▸ What to produce:
Look through the data below and return each line where "title" appears.

▬▬▬▬▬▬▬▬▬▬

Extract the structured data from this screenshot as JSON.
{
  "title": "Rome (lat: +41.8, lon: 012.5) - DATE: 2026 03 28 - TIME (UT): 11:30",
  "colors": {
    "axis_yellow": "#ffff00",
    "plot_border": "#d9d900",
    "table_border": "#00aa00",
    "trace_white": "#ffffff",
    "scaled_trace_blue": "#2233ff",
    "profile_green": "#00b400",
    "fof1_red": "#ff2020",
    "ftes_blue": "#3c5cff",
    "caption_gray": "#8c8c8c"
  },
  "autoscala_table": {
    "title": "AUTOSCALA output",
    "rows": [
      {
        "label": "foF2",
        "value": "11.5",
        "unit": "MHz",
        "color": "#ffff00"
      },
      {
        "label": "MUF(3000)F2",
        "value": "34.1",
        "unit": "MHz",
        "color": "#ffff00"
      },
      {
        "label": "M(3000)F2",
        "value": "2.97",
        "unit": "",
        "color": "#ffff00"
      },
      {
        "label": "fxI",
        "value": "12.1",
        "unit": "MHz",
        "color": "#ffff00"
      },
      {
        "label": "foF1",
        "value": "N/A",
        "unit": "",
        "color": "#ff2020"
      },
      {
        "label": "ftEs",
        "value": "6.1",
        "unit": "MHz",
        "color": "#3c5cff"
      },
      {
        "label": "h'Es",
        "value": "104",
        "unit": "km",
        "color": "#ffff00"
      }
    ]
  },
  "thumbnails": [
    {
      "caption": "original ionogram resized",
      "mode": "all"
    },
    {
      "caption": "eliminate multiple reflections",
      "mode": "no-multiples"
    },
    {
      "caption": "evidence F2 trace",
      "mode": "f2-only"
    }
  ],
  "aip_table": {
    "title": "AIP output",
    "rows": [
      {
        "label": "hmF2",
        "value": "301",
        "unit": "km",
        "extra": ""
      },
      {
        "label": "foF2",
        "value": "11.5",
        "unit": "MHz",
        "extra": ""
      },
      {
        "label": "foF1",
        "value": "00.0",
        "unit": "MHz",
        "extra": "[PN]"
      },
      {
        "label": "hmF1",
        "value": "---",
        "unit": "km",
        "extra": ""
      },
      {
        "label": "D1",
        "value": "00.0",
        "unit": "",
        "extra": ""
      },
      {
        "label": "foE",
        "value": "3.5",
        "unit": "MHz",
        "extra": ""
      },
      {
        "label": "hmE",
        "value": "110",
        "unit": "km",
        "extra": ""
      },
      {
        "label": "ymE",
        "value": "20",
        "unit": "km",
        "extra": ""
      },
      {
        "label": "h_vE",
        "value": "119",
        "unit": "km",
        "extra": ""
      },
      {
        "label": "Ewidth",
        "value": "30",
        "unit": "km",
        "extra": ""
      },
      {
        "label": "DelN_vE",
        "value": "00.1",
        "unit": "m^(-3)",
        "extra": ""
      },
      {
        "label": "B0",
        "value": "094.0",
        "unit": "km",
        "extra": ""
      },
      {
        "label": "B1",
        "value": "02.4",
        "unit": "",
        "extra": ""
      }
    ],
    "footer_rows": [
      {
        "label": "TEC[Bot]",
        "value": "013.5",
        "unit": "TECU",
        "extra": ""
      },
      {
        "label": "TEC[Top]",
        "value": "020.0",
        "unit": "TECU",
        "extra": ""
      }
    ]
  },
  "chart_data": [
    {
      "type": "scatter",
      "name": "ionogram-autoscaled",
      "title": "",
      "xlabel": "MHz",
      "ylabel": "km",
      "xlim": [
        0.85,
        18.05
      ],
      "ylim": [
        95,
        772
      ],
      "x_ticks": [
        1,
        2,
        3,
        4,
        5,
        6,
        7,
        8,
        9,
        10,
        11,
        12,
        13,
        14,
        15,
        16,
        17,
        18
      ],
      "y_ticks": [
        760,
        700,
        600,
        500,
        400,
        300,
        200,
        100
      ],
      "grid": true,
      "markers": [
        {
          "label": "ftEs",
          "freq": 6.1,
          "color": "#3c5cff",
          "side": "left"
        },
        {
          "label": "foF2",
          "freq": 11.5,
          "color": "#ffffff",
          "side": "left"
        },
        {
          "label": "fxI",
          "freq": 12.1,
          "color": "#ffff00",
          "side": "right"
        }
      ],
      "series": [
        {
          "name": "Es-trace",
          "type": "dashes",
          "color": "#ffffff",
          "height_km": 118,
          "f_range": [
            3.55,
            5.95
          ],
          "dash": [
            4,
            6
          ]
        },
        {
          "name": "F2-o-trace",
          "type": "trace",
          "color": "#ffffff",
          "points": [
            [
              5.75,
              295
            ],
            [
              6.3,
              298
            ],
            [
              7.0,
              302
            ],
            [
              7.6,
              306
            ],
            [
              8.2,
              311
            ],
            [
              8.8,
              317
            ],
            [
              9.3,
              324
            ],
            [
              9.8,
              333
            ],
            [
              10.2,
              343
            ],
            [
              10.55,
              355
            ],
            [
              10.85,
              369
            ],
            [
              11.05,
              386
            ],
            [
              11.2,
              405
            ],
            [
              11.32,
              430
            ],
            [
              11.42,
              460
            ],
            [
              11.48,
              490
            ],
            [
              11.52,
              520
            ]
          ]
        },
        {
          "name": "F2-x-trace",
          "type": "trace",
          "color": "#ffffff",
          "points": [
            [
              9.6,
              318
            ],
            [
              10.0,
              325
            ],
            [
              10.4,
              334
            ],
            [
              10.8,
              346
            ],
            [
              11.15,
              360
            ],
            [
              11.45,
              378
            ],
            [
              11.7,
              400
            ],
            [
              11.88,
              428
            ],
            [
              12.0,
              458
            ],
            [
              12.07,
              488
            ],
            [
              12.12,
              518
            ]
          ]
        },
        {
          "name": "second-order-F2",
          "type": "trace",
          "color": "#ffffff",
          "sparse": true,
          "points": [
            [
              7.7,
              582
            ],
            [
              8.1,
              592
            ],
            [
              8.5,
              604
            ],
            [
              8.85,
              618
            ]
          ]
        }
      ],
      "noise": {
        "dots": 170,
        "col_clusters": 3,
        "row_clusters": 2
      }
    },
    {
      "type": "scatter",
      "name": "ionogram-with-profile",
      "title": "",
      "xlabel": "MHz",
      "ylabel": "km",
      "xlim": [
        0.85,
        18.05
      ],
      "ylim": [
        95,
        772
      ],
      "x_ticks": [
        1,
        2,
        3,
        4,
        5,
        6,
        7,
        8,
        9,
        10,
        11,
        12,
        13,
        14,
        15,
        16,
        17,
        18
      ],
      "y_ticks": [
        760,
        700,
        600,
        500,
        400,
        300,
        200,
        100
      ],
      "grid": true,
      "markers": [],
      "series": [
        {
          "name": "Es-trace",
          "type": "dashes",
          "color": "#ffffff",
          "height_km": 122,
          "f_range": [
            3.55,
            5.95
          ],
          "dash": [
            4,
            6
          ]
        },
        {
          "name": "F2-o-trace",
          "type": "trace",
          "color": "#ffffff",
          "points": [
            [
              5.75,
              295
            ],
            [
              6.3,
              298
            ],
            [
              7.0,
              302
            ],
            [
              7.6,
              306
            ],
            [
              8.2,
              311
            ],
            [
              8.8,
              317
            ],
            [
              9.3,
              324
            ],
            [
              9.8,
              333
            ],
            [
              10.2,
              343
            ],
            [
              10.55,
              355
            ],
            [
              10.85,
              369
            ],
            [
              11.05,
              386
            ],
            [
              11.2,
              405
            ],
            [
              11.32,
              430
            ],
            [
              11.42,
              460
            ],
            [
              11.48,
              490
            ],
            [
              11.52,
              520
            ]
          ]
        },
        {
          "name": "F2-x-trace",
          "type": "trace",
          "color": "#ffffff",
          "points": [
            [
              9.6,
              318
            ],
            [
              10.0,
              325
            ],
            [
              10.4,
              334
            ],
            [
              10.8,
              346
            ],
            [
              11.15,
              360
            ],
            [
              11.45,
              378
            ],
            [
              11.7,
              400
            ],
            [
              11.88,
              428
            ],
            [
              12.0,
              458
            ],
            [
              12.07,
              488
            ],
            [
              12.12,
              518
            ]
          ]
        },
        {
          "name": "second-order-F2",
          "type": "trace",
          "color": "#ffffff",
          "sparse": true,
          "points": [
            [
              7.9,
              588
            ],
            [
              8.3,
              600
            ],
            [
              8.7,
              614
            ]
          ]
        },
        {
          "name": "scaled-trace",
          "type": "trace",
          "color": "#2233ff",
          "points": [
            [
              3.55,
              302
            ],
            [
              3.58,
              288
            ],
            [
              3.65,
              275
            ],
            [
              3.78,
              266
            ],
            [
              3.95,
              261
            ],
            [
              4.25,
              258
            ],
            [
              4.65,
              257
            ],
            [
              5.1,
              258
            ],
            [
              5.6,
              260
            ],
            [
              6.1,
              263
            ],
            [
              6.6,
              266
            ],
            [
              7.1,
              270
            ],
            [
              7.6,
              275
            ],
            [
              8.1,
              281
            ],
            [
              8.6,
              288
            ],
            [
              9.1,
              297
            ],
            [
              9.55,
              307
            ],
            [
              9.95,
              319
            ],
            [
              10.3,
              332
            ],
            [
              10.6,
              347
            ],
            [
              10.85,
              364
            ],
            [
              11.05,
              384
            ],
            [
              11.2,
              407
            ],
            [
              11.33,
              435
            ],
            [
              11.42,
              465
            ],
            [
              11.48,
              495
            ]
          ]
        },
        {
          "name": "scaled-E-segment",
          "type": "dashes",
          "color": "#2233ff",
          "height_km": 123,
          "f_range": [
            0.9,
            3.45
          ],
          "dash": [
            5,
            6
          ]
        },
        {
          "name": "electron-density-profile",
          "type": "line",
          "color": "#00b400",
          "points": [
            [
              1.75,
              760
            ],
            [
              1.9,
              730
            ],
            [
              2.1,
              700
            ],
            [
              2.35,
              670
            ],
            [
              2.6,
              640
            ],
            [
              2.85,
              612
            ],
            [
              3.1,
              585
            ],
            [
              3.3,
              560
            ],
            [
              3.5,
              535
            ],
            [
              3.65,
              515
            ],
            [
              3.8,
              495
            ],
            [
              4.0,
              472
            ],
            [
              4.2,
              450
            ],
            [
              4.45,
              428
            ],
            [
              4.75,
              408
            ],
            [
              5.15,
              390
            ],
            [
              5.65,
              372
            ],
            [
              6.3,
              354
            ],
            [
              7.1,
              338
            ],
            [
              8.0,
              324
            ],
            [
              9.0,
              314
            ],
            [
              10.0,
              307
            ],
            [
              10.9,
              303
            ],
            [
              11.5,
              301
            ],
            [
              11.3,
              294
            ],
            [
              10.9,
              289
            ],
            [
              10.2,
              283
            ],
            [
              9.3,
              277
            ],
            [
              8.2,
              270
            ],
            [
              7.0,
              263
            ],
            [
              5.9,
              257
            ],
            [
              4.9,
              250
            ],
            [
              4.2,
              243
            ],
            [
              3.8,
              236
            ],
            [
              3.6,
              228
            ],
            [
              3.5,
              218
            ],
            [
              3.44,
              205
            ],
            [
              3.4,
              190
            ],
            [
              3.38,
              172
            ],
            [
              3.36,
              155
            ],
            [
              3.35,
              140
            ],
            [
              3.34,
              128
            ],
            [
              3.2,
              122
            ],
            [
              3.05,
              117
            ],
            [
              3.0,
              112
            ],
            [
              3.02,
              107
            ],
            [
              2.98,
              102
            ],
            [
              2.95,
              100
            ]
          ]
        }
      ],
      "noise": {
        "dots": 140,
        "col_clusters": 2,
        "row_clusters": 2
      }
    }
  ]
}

▬▬▬▬▬▬▬▬▬▬

▸ Expected answer:
  "title": "Rome (lat: +41.8, lon: 012.5) - DATE: 2026 03 28 - TIME (UT): 11:30",
    "title": "AUTOSCALA output",
    "title": "AIP output",
      "title": "",
      "title": "",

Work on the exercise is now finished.